EXERCISE DATA
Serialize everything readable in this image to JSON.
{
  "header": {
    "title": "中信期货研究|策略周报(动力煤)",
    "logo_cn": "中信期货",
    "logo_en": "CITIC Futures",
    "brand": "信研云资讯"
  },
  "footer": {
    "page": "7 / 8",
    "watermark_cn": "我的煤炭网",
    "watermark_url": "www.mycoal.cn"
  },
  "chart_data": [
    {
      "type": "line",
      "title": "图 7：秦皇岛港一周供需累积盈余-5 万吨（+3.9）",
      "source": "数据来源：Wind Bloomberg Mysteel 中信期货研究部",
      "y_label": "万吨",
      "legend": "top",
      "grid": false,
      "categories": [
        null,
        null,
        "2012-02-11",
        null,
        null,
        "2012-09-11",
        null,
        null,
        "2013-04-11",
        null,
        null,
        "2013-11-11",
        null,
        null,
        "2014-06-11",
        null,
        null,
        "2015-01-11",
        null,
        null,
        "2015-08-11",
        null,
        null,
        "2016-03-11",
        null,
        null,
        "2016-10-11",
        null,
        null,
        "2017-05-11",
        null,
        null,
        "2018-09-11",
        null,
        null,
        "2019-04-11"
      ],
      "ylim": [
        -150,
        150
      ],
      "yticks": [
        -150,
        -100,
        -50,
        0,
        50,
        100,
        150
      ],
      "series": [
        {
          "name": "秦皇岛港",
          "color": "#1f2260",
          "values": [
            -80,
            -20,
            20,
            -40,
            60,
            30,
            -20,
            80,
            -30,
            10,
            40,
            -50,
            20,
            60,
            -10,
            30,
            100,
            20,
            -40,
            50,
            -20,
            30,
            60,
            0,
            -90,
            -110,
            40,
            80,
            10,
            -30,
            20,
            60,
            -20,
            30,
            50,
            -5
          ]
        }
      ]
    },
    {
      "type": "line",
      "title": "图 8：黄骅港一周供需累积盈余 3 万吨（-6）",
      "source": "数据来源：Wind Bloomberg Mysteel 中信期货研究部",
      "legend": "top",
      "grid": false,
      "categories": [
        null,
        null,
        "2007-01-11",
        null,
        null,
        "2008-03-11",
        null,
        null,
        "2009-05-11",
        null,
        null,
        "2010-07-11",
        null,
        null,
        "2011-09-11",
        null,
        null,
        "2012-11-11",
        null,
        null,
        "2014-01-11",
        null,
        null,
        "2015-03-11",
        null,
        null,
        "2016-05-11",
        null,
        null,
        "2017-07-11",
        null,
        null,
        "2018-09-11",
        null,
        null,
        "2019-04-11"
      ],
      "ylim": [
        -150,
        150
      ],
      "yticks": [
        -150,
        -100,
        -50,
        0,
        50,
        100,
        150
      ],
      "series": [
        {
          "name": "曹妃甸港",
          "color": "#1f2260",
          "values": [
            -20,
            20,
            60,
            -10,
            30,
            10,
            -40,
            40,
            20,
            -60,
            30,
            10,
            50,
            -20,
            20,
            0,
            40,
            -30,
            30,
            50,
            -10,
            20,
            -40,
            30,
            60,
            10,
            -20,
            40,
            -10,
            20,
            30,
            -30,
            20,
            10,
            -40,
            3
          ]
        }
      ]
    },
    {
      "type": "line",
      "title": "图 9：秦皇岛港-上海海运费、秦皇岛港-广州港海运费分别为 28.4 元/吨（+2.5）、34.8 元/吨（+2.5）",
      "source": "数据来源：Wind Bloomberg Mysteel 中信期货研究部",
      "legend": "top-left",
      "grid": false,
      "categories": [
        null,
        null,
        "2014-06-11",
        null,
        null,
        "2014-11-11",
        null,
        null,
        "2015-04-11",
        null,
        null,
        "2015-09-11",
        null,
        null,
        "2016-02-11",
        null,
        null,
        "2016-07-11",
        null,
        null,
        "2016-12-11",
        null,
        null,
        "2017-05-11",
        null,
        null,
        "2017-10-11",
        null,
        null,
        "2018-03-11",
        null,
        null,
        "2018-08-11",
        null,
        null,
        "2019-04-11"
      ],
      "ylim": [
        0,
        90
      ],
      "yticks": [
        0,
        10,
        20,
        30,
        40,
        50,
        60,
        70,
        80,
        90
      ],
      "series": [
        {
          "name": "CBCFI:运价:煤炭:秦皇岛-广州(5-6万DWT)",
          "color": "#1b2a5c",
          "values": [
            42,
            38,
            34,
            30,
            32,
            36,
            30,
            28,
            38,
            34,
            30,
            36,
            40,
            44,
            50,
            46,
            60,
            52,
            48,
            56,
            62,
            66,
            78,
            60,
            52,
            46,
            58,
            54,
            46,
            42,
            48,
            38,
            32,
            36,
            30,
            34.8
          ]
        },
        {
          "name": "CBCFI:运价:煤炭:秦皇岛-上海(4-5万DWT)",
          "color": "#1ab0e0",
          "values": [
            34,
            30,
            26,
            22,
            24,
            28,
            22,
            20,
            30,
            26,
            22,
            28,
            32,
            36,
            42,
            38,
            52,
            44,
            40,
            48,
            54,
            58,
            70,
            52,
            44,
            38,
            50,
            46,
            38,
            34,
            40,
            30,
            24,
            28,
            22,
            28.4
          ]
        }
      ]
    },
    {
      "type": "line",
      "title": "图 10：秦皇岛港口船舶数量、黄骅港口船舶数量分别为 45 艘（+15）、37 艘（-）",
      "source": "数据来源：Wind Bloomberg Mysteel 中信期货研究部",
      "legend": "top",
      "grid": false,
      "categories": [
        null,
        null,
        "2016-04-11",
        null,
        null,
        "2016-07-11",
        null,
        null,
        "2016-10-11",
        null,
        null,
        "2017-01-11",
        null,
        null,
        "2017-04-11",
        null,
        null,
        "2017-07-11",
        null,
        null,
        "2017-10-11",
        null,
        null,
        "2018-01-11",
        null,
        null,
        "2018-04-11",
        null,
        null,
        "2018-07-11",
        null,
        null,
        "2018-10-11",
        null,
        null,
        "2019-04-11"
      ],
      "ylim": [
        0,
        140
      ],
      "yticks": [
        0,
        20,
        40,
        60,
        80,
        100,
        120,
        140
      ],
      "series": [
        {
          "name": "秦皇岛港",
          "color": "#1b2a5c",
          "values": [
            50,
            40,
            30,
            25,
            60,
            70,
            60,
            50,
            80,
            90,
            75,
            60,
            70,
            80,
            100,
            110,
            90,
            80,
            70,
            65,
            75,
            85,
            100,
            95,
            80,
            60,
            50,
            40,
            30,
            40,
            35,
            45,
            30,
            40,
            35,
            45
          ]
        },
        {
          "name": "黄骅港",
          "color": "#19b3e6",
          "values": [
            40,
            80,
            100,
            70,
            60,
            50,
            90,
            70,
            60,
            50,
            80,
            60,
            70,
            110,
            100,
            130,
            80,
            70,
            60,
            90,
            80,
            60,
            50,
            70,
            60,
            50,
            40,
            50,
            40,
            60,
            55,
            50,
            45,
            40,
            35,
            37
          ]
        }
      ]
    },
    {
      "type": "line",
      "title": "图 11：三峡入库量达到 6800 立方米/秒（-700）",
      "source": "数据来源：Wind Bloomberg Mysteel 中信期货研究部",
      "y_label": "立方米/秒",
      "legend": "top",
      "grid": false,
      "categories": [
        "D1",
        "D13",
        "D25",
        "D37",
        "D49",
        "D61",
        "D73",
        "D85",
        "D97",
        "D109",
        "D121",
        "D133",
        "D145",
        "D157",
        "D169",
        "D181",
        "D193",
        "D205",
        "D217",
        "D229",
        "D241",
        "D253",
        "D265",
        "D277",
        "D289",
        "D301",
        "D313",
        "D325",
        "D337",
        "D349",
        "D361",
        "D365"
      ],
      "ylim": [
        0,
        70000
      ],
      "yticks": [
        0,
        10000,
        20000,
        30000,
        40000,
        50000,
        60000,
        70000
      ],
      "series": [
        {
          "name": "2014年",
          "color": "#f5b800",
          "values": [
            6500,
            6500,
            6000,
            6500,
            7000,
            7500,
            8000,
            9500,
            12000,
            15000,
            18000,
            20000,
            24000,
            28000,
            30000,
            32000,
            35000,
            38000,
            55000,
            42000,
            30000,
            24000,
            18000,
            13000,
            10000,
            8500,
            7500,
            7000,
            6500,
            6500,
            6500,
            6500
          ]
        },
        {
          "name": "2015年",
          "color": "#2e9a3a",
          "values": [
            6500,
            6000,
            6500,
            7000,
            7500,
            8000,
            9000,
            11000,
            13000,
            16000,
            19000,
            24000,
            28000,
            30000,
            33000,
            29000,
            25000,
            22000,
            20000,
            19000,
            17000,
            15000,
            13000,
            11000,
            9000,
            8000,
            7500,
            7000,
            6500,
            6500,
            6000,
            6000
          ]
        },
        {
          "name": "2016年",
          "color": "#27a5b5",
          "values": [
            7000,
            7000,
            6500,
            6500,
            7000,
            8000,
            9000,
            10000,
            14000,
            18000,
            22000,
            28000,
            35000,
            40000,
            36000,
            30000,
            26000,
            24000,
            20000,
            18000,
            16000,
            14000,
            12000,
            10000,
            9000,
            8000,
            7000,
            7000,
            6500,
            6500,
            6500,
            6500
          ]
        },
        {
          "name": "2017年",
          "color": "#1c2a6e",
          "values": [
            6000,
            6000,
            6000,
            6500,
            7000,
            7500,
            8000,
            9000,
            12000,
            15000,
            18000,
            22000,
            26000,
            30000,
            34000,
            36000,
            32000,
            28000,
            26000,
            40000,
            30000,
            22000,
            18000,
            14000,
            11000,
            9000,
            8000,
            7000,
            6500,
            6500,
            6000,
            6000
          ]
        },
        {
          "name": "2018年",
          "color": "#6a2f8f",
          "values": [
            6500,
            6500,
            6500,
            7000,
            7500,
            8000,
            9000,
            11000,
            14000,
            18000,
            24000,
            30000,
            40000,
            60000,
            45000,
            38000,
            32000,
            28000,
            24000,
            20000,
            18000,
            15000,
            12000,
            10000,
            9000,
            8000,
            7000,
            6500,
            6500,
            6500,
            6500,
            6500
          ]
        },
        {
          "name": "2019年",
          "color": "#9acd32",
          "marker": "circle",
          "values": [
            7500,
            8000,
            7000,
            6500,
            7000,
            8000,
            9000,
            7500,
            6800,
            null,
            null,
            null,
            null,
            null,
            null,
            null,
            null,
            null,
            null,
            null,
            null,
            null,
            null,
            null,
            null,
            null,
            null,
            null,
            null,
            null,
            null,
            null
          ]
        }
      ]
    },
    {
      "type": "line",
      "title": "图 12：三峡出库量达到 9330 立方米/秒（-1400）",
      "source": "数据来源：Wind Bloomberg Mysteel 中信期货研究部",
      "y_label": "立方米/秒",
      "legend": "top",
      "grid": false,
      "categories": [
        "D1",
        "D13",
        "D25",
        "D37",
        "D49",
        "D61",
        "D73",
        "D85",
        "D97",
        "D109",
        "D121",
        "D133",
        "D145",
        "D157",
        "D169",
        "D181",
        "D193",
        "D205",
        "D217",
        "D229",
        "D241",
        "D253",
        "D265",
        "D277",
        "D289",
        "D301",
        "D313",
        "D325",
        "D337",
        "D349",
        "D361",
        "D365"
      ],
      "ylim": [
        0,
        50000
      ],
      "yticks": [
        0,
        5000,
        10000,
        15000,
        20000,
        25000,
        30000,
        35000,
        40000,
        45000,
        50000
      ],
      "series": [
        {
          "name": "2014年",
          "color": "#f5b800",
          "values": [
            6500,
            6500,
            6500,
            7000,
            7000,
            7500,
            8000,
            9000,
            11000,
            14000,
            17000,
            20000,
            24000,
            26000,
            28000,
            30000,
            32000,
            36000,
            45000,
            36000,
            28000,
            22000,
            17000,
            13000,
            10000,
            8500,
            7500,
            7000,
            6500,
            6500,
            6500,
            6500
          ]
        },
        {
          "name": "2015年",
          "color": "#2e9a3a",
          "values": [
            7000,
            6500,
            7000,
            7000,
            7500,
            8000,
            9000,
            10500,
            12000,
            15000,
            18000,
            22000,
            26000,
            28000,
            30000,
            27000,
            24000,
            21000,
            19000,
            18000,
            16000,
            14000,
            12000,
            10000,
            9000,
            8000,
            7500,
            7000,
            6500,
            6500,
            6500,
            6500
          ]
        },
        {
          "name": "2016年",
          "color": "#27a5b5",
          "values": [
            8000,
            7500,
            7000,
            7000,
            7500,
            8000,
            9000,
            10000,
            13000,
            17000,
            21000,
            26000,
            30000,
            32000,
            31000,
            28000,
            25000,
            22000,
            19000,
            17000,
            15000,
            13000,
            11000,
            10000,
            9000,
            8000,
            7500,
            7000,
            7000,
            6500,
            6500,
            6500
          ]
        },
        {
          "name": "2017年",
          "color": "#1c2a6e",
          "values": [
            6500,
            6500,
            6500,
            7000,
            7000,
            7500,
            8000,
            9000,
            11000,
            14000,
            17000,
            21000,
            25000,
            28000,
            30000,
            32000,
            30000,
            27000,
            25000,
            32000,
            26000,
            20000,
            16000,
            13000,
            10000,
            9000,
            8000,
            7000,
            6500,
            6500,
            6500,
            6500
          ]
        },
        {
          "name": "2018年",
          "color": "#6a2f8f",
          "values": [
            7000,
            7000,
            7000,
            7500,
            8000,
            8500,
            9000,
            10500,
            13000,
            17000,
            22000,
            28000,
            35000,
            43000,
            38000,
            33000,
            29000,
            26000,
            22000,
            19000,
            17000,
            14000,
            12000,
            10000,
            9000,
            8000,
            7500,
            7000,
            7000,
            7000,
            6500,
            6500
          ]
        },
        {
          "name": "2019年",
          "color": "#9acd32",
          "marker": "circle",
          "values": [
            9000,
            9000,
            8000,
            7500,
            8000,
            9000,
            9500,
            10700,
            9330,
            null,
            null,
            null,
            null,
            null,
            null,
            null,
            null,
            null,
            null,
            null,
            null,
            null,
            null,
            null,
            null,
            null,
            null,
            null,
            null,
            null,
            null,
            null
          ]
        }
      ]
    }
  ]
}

GOAL
From the data above, pick out each line containing "CBCFI" and copy it.

RESULT
          "name": "CBCFI:运价:煤炭:秦皇岛-广州(5-6万DWT)",
          "name": "CBCFI:运价:煤炭:秦皇岛-上海(4-5万DWT)",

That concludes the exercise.